Given entries
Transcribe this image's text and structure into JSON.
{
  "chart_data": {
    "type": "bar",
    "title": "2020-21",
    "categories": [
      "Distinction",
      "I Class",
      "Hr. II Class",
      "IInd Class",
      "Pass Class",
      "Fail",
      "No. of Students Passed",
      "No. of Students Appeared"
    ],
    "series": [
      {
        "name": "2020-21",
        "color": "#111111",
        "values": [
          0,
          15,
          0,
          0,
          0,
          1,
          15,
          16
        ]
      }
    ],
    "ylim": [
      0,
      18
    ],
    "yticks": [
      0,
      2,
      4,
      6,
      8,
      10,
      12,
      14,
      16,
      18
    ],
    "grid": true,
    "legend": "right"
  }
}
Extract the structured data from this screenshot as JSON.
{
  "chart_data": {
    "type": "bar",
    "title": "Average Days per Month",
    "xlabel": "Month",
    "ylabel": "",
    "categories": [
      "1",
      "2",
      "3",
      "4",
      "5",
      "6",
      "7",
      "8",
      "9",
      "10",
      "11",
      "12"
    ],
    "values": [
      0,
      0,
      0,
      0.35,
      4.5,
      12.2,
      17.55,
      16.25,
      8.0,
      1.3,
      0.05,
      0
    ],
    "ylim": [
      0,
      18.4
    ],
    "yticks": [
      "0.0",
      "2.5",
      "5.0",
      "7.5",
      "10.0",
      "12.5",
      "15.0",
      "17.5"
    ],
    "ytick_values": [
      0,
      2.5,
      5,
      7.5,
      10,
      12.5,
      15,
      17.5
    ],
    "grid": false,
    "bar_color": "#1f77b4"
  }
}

Instructions to follow
Reproduce every line above without error.

Response below
Transcribe this image's text and structure into JSON.
{
  "chart_data": {
    "type": "bar",
    "title": "2020-21",
    "categories": [
      "Distinction",
      "I Class",
      "Hr. II Class",
      "IInd Class",
      "Pass Class",
      "Fail",
      "No. of Students Passed",
      "No. of Students Appeared"
    ],
    "series": [
      {
        "name": "2020-21",
        "color": "#111111",
        "values": [
          0,
          15,
          0,
          0,
          0,
          1,
          15,
          16
        ]
      }
    ],
    "ylim": [
      0,
      18
    ],
    "yticks": [
      0,
      2,
      4,
      6,
      8,
      10,
      12,
      14,
      16,
      18
    ],
    "grid": true,
    "legend": "right"
  }
}
Extract the structured data from this screenshot as JSON.
{
  "chart_data": {
    "type": "bar",
    "title": "Average Days per Month",
    "xlabel": "Month",
    "ylabel": "",
    "categories": [
      "1",
      "2",
      "3",
      "4",
      "5",
      "6",
      "7",
      "8",
      "9",
      "10",
      "11",
      "12"
    ],
    "values": [
      0,
      0,
      0,
      0.35,
      4.5,
      12.2,
      17.55,
      16.25,
      8.0,
      1.3,
      0.05,
      0
    ],
    "ylim": [
      0,
      18.4
    ],
    "yticks": [
      "0.0",
      "2.5",
      "5.0",
      "7.5",
      "10.0",
      "12.5",
      "15.0",
      "17.5"
    ],
    "ytick_values": [
      0,
      2.5,
      5,
      7.5,
      10,
      12.5,
      15,
      17.5
    ],
    "grid": false,
    "bar_color": "#1f77b4"
  }
}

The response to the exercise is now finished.